→ Problem to solve: Every record below should be printed exactly as given.

→ Input rows:
---------------
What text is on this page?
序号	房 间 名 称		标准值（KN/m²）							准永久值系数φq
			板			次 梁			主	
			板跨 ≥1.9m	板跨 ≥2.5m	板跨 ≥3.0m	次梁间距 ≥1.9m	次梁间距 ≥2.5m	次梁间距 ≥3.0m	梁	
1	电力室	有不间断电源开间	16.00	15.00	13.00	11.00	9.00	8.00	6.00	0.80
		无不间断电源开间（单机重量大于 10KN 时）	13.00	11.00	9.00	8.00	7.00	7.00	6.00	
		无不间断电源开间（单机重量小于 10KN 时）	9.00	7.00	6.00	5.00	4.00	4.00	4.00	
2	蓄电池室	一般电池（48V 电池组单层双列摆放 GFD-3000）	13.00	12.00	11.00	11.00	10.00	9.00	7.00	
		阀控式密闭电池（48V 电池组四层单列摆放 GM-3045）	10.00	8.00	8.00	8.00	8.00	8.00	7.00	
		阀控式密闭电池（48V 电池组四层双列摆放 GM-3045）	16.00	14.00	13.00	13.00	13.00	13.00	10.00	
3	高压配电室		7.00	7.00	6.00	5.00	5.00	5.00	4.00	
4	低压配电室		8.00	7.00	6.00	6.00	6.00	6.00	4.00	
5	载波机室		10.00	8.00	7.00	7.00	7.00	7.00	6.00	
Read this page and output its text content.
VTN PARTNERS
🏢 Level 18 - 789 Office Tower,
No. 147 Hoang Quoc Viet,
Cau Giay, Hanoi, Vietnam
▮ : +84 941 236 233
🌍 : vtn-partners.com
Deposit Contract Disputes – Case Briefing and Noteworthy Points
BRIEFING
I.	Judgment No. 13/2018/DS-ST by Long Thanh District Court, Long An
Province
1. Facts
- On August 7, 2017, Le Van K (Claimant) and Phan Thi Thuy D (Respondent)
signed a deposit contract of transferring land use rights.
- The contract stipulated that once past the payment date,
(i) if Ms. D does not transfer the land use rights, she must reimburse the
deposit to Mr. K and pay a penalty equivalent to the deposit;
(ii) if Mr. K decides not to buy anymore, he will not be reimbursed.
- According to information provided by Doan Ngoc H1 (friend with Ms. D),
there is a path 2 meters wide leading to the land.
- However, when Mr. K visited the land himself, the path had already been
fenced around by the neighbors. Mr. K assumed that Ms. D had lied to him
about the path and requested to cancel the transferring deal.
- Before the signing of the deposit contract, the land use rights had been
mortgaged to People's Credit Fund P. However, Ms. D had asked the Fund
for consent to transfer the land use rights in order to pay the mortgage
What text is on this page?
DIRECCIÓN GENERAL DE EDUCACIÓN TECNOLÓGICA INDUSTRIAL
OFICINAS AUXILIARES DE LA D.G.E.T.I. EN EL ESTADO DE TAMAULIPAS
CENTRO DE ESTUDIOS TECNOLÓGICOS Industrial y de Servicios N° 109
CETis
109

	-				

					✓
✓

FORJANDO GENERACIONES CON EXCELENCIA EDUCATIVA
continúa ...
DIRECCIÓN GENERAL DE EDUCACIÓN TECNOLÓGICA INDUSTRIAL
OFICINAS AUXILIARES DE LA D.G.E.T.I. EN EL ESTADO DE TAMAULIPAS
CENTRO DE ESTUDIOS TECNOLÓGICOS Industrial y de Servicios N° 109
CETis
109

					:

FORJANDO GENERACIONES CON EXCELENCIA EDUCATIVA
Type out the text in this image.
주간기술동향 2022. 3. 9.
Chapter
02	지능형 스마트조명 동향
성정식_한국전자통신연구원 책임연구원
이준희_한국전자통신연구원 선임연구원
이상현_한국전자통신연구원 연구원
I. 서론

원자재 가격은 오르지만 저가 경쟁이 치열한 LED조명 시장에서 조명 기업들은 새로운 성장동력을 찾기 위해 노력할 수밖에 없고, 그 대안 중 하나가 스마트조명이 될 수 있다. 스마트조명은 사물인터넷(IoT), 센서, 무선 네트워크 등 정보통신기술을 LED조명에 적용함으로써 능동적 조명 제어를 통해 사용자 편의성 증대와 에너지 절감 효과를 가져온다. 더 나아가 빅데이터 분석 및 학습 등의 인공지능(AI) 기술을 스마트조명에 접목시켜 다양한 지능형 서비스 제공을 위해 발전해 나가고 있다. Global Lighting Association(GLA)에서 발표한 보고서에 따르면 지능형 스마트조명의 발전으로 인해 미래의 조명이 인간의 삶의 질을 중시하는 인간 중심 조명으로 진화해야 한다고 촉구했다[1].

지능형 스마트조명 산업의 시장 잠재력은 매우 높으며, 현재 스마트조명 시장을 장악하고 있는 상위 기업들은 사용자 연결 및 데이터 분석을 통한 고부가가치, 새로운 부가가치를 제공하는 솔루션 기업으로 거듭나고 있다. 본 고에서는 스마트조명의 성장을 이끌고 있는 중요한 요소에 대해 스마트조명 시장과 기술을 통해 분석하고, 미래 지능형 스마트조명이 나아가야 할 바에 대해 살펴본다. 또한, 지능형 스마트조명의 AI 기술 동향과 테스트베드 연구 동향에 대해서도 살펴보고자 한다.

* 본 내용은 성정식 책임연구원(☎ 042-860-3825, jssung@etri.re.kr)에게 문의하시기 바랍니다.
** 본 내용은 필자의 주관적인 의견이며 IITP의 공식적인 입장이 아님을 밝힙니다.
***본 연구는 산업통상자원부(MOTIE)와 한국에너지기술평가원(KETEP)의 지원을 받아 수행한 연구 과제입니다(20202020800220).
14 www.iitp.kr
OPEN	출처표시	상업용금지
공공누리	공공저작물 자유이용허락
---------------
→ Answer to this exercise:
What text is on this page?
序号	房 间 名 称		标准值（KN/m²）							准永久值系数φq
			板			次 梁			主	
			板跨 ≥1.9m	板跨 ≥2.5m	板跨 ≥3.0m	次梁间距 ≥1.9m	次梁间距 ≥2.5m	次梁间距 ≥3.0m	梁	
1	电力室	有不间断电源开间	16.00	15.00	13.00	11.00	9.00	8.00	6.00	0.80
		无不间断电源开间（单机重量大于 10KN 时）	13.00	11.00	9.00	8.00	7.00	7.00	6.00	
		无不间断电源开间（单机重量小于 10KN 时）	9.00	7.00	6.00	5.00	4.00	4.00	4.00	
2	蓄电池室	一般电池（48V 电池组单层双列摆放 GFD-3000）	13.00	12.00	11.00	11.00	10.00	9.00	7.00	
		阀控式密闭电池（48V 电池组四层单列摆放 GM-3045）	10.00	8.00	8.00	8.00	8.00	8.00	7.00	
		阀控式密闭电池（48V 电池组四层双列摆放 GM-3045）	16.00	14.00	13.00	13.00	13.00	13.00	10.00	
3	高压配电室		7.00	7.00	6.00	5.00	5.00	5.00	4.00	
4	低压配电室		8.00	7.00	6.00	6.00	6.00	6.00	4.00	
5	载波机室		10.00	8.00	7.00	7.00	7.00	7.00	6.00	
Read this page and output its text content.
VTN PARTNERS
🏢 Level 18 - 789 Office Tower,
No. 147 Hoang Quoc Viet,
Cau Giay, Hanoi, Vietnam
▮ : +84 941 236 233
🌍 : vtn-partners.com
Deposit Contract Disputes – Case Briefing and Noteworthy Points
BRIEFING
I.	Judgment No. 13/2018/DS-ST by Long Thanh District Court, Long An
Province
1. Facts
- On August 7, 2017, Le Van K (Claimant) and Phan Thi Thuy D (Respondent)
signed a deposit contract of transferring land use rights.
- The contract stipulated that once past the payment date,
(i) if Ms. D does not transfer the land use rights, she must reimburse the
deposit to Mr. K and pay a penalty equivalent to the deposit;
(ii) if Mr. K decides not to buy anymore, he will not be reimbursed.
- According to information provided by Doan Ngoc H1 (friend with Ms. D),
there is a path 2 meters wide leading to the land.
- However, when Mr. K visited the land himself, the path had already been
fenced around by the neighbors. Mr. K assumed that Ms. D had lied to him
about the path and requested to cancel the transferring deal.
- Before the signing of the deposit contract, the land use rights had been
mortgaged to People's Credit Fund P. However, Ms. D had asked the Fund
for consent to transfer the land use rights in order to pay the mortgage
What text is on this page?
DIRECCIÓN GENERAL DE EDUCACIÓN TECNOLÓGICA INDUSTRIAL
OFICINAS AUXILIARES DE LA D.G.E.T.I. EN EL ESTADO DE TAMAULIPAS
CENTRO DE ESTUDIOS TECNOLÓGICOS Industrial y de Servicios N° 109
CETis
109

	-				

					✓
✓

FORJANDO GENERACIONES CON EXCELENCIA EDUCATIVA
continúa ...
DIRECCIÓN GENERAL DE EDUCACIÓN TECNOLÓGICA INDUSTRIAL
OFICINAS AUXILIARES DE LA D.G.E.T.I. EN EL ESTADO DE TAMAULIPAS
CENTRO DE ESTUDIOS TECNOLÓGICOS Industrial y de Servicios N° 109
CETis
109

					:

FORJANDO GENERACIONES CON EXCELENCIA EDUCATIVA
Type out the text in this image.
주간기술동향 2022. 3. 9.
Chapter
02	지능형 스마트조명 동향
성정식_한국전자통신연구원 책임연구원
이준희_한국전자통신연구원 선임연구원
이상현_한국전자통신연구원 연구원
I. 서론

원자재 가격은 오르지만 저가 경쟁이 치열한 LED조명 시장에서 조명 기업들은 새로운 성장동력을 찾기 위해 노력할 수밖에 없고, 그 대안 중 하나가 스마트조명이 될 수 있다. 스마트조명은 사물인터넷(IoT), 센서, 무선 네트워크 등 정보통신기술을 LED조명에 적용함으로써 능동적 조명 제어를 통해 사용자 편의성 증대와 에너지 절감 효과를 가져온다. 더 나아가 빅데이터 분석 및 학습 등의 인공지능(AI) 기술을 스마트조명에 접목시켜 다양한 지능형 서비스 제공을 위해 발전해 나가고 있다. Global Lighting Association(GLA)에서 발표한 보고서에 따르면 지능형 스마트조명의 발전으로 인해 미래의 조명이 인간의 삶의 질을 중시하는 인간 중심 조명으로 진화해야 한다고 촉구했다[1].

지능형 스마트조명 산업의 시장 잠재력은 매우 높으며, 현재 스마트조명 시장을 장악하고 있는 상위 기업들은 사용자 연결 및 데이터 분석을 통한 고부가가치, 새로운 부가가치를 제공하는 솔루션 기업으로 거듭나고 있다. 본 고에서는 스마트조명의 성장을 이끌고 있는 중요한 요소에 대해 스마트조명 시장과 기술을 통해 분석하고, 미래 지능형 스마트조명이 나아가야 할 바에 대해 살펴본다. 또한, 지능형 스마트조명의 AI 기술 동향과 테스트베드 연구 동향에 대해서도 살펴보고자 한다.

* 본 내용은 성정식 책임연구원(☎ 042-860-3825, jssung@etri.re.kr)에게 문의하시기 바랍니다.
** 본 내용은 필자의 주관적인 의견이며 IITP의 공식적인 입장이 아님을 밝힙니다.
***본 연구는 산업통상자원부(MOTIE)와 한국에너지기술평가원(KETEP)의 지원을 받아 수행한 연구 과제입니다(20202020800220).
14 www.iitp.kr
OPEN	출처표시	상업용금지
공공누리	공공저작물 자유이용허락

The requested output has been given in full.